>> BEGIN Dataset rows

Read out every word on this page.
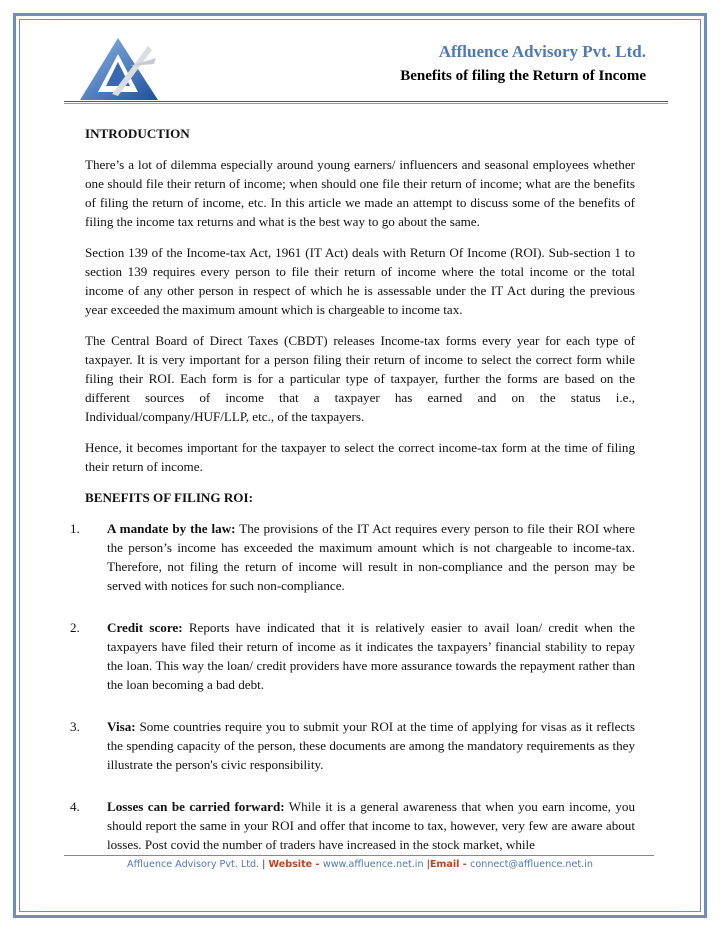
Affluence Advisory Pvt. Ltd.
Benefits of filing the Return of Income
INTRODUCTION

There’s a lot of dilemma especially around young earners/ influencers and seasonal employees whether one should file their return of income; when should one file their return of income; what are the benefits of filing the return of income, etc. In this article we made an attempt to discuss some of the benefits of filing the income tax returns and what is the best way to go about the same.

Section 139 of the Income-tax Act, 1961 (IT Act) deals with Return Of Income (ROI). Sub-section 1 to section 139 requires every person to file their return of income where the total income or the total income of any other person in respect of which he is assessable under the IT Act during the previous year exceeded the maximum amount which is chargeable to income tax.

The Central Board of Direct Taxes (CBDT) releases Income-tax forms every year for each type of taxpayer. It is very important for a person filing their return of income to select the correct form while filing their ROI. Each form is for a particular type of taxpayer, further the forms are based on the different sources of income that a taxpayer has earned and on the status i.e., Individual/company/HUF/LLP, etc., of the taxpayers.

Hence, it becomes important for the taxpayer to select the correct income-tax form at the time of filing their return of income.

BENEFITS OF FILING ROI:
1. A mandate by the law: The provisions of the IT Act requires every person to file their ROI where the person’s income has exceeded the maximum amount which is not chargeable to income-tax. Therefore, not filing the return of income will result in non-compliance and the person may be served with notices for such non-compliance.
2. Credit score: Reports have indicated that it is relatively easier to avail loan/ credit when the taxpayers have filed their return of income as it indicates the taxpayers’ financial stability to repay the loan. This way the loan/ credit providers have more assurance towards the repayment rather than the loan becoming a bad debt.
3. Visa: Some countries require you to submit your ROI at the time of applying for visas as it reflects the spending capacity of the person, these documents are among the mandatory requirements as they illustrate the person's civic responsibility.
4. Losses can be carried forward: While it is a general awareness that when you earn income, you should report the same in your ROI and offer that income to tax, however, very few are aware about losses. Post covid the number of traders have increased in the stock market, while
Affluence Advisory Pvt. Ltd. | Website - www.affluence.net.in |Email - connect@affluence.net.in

>> END Dataset rows
>> BEGIN Dataset rows

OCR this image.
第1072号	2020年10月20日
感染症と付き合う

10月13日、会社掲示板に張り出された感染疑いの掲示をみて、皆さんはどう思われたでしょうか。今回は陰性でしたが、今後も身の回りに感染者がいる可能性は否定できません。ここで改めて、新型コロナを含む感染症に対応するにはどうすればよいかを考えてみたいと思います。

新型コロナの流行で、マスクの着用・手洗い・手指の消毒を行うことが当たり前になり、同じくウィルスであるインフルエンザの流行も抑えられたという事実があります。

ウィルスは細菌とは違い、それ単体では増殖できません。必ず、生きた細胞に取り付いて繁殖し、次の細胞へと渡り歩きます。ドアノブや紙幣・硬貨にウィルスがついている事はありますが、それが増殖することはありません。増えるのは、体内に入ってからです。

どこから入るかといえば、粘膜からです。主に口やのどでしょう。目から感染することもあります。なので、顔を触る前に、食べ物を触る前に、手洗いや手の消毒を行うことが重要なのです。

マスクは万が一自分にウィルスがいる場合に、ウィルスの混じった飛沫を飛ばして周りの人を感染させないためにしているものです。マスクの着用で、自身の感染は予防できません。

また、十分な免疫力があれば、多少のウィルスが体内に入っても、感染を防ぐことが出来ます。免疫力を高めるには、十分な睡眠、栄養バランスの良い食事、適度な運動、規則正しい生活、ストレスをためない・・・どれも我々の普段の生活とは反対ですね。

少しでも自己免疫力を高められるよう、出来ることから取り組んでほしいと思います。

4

>> END Dataset rows
>> BEGIN Dataset rows

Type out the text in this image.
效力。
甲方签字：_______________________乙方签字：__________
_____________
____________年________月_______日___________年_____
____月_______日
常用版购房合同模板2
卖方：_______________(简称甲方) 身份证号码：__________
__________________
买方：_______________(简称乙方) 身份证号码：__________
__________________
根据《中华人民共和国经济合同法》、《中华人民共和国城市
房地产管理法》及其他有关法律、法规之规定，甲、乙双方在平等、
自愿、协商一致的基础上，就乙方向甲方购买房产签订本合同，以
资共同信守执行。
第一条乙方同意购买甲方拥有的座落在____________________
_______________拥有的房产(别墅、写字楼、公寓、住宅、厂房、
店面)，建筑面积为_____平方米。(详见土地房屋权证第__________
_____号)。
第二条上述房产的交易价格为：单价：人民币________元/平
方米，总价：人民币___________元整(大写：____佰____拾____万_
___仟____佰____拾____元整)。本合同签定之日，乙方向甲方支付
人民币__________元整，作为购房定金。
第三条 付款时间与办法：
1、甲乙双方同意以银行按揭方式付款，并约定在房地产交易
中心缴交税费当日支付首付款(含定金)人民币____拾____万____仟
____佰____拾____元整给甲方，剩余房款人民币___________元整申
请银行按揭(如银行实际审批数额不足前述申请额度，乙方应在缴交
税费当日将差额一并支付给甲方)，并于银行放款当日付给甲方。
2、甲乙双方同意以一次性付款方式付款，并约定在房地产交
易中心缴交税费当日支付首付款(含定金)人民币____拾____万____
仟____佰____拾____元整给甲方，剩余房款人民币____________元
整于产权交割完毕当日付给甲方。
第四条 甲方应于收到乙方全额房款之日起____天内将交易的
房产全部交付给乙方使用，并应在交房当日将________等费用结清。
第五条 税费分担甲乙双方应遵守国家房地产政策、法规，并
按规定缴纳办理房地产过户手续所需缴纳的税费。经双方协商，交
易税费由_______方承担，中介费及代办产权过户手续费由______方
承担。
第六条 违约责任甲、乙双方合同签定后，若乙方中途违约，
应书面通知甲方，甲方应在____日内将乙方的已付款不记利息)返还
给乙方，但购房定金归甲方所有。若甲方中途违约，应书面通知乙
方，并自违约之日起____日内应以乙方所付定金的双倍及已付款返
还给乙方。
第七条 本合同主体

>> END Dataset rows

Set problem →
Look through the entries above. Extract each line with the word "Advisory".

Worked answer →
Affluence Advisory Pvt. Ltd.
Affluence Advisory Pvt. Ltd. | Website - www.affluence.net.in |Email - connect@affluence.net.in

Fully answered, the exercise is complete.